By Aryan Talwar & Ishita Chatterjee · · FEMA

The Reserve Bank of India's amendment to the Foreign Exchange Management (Overseas Investment) Regulations, 2022 and the corresponding Master Direction on Direct Investment by Residents in Joint Venture/Wholly Owned Subsidiary Abroad, notified on May 26, 2026, raises the omnibus route limit for outbound investments from 300 percent of net worth to 400 percent, effective June 1, 2026. This is the third revision of the omnibus limit since the FEMA OI framework was substantially re-engineered in August 2022, and it reflects the increasing scale of Indian outbound investment activity that the previous limit had begun to constrain.

The omnibus route enables Indian resident entities (companies, LLPs, partnership firms) to make overseas direct investments and overseas portfolio investments without prior RBI approval, subject to compliance with the bona fide business test, sector-specific carve-outs, and post-facto reporting. The 400 percent limit is measured against the audited net worth as per the latest financial statements (FY 2024-25 financials for investments made in June 2026 through March 2027). For a mid-cap Indian company with ₹1,000 crore net worth, the omnibus headroom is now ₹4,000 crore, up from ₹3,000 crore under the previous limit.

The bona fide business test is the substantive gatekeeper of the omnibus route, and the May 2026 amendment articulates it more clearly than prior versions of the Master Direction. Three elements must be satisfied: the investee entity must have bona fide business operations (not a shell or holding-only structure used for round-tripping or tax structuring), the investment must be commercially substantial (not a token investment used merely to establish a foreign affiliate), and the Indian investor must demonstrate a strategic rationale (downstream investment, market access, technology acquisition, or supply chain integration). The bona fide business test is documented through a board resolution and a supporting strategic rationale memo prepared at the time of remittance, and the Authorised Dealer (AD) bank handling the remittance retains the memo for audit.

DO THIS » Update the excerpt on the overseas investment amendment, starting with "By Aryan Talwar" and going on through "begun to constrain.", with "Reserve Bank of India" changed to "RBI". The listing comes from a separate source.

DATA EXTRACT »
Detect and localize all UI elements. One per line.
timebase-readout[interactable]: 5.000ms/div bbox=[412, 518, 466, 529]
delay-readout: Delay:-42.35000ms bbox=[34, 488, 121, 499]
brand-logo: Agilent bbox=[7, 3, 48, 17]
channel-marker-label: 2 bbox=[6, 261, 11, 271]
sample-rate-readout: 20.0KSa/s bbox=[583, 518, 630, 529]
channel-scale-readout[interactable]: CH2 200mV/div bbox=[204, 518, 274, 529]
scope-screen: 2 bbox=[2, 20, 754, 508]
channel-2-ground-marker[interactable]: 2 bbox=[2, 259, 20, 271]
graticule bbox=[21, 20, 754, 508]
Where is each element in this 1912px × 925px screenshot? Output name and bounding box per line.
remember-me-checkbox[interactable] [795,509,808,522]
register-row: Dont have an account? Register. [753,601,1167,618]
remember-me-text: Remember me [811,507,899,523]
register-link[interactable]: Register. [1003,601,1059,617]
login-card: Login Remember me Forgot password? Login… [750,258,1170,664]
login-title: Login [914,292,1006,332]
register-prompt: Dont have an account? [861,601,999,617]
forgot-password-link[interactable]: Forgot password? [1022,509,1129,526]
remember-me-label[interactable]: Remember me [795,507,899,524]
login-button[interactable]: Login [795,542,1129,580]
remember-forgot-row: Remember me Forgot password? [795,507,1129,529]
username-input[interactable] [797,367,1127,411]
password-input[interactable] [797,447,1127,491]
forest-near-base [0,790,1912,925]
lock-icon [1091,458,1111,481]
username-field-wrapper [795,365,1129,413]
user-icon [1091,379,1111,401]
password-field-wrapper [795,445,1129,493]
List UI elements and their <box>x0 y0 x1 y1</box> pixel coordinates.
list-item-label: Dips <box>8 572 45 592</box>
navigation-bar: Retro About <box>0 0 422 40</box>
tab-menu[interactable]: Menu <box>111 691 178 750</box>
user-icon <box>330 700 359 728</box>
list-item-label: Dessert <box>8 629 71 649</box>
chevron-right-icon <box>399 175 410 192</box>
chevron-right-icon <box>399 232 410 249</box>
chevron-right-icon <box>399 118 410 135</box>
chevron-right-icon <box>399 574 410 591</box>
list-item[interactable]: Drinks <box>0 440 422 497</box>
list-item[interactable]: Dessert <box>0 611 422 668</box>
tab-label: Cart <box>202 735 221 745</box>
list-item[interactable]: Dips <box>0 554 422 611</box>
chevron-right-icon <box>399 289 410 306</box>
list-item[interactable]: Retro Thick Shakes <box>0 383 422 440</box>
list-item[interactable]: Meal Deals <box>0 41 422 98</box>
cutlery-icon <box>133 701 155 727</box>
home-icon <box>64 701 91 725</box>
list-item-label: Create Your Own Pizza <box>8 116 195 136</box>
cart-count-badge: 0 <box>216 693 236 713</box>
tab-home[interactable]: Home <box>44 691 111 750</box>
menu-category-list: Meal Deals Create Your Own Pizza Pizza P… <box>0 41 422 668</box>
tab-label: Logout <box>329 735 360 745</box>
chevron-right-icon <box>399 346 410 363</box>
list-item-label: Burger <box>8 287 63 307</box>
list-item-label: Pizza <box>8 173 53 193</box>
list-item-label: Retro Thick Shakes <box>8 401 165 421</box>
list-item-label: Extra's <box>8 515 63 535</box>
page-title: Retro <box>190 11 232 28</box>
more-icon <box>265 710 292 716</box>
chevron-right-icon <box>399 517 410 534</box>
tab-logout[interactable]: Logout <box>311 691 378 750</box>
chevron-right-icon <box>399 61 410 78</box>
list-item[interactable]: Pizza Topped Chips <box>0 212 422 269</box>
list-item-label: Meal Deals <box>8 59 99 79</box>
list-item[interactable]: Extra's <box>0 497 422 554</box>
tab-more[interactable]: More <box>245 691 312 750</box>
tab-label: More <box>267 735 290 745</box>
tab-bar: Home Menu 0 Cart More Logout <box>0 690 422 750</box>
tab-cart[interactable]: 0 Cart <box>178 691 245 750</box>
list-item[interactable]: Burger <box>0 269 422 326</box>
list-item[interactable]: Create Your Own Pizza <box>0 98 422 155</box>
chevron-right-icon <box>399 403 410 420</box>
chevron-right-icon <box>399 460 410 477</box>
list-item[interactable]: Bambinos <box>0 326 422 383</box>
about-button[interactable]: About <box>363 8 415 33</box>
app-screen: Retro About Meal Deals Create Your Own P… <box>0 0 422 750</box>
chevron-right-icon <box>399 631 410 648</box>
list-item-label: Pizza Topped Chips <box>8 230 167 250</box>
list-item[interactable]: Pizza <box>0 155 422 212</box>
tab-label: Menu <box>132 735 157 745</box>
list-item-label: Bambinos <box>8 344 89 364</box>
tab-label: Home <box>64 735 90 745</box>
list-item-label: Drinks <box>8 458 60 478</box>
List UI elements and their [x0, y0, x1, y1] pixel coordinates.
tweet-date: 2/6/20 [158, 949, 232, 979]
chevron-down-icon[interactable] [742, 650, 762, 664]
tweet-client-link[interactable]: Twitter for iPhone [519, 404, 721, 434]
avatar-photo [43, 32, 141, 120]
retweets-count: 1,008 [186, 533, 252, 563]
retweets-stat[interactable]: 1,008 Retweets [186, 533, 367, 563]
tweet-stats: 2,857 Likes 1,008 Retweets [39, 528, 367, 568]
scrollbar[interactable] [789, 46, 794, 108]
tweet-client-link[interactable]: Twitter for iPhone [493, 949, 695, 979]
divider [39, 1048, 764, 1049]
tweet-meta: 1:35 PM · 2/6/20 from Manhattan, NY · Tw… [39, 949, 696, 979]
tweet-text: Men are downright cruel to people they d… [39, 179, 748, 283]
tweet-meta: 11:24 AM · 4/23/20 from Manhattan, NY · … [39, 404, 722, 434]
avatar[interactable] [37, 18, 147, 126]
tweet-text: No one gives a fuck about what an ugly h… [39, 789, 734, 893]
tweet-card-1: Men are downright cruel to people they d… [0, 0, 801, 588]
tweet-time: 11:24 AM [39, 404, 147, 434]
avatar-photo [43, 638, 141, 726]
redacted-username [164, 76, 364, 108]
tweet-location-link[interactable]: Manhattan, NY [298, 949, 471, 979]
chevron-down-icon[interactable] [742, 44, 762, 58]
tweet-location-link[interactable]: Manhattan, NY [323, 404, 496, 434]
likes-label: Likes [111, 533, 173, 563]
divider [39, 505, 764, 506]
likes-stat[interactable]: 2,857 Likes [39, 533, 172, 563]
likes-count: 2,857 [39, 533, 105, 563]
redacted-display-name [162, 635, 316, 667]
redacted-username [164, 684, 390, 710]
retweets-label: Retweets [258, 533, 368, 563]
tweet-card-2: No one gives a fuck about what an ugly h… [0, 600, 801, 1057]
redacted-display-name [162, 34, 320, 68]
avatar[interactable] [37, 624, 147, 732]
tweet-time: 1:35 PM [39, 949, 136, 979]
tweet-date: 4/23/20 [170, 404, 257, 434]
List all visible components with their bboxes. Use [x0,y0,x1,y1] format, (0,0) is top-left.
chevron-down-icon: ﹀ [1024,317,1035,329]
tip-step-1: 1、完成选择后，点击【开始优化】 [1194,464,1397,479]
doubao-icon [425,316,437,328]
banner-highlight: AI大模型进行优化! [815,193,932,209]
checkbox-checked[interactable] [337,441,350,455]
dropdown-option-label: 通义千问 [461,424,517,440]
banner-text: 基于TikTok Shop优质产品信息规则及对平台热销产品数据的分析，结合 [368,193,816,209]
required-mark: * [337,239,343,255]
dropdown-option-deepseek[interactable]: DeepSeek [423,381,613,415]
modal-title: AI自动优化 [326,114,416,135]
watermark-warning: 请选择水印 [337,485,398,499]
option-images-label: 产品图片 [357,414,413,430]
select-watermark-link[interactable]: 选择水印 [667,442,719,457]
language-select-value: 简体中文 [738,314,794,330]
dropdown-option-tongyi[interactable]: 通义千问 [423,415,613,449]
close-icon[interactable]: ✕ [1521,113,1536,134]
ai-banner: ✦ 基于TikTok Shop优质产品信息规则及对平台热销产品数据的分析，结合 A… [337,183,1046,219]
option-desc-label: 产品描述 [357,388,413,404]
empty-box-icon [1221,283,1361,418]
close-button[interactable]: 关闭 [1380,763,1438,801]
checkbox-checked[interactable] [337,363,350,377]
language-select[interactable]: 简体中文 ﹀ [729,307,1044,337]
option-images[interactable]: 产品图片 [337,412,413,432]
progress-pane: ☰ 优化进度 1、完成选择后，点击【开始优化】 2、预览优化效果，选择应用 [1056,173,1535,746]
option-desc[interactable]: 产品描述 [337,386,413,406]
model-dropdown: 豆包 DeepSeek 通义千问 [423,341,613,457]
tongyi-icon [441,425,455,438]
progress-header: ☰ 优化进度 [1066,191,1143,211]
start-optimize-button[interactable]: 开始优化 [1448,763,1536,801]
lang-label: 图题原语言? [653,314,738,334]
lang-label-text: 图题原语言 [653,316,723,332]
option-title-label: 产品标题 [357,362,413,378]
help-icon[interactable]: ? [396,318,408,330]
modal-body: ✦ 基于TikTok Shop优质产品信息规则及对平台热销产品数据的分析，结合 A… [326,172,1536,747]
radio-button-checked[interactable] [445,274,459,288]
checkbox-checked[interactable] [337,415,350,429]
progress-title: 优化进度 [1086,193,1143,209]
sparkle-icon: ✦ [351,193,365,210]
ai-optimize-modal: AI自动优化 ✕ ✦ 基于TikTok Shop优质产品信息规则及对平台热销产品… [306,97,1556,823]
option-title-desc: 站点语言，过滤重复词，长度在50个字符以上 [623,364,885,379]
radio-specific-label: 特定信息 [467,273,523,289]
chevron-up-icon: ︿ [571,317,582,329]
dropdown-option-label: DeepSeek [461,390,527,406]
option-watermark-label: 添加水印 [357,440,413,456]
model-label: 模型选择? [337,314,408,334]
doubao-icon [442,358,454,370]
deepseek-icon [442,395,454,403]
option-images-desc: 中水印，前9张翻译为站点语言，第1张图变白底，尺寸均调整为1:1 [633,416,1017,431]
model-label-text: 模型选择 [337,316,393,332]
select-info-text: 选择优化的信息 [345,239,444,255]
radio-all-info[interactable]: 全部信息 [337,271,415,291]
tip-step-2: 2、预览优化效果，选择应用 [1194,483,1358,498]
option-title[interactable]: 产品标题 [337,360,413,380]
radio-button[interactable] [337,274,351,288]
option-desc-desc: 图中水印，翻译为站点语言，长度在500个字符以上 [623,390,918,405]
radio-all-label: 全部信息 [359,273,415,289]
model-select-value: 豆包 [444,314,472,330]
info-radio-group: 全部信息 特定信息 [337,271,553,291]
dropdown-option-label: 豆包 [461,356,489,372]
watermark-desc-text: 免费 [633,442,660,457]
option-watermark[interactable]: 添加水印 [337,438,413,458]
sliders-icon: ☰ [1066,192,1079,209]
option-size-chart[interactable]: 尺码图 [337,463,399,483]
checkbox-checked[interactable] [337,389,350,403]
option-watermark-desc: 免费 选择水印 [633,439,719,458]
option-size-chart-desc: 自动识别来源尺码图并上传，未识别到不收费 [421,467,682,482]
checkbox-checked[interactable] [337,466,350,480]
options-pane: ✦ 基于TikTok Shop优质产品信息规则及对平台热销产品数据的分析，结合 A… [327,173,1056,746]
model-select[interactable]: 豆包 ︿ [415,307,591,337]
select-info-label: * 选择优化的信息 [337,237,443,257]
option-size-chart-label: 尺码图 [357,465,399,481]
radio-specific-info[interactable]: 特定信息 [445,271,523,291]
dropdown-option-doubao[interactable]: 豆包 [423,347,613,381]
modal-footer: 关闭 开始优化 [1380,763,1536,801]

REPLY »
By Aryan Talwar & Ishita Chatterjee · · FEMA

The RBI's amendment to the Foreign Exchange Management (Overseas Investment) Regulations, 2022 and the corresponding Master Direction on Direct Investment by Residents in Joint Venture/Wholly Owned Subsidiary Abroad, notified on May 26, 2026, raises the omnibus route limit for outbound investments from 300 percent of net worth to 400 percent, effective June 1, 2026. This is the third revision of the omnibus limit since the FEMA OI framework was substantially re-engineered in August 2022, and it reflects the increasing scale of Indian outbound investment activity that the previous limit had begun to constrain.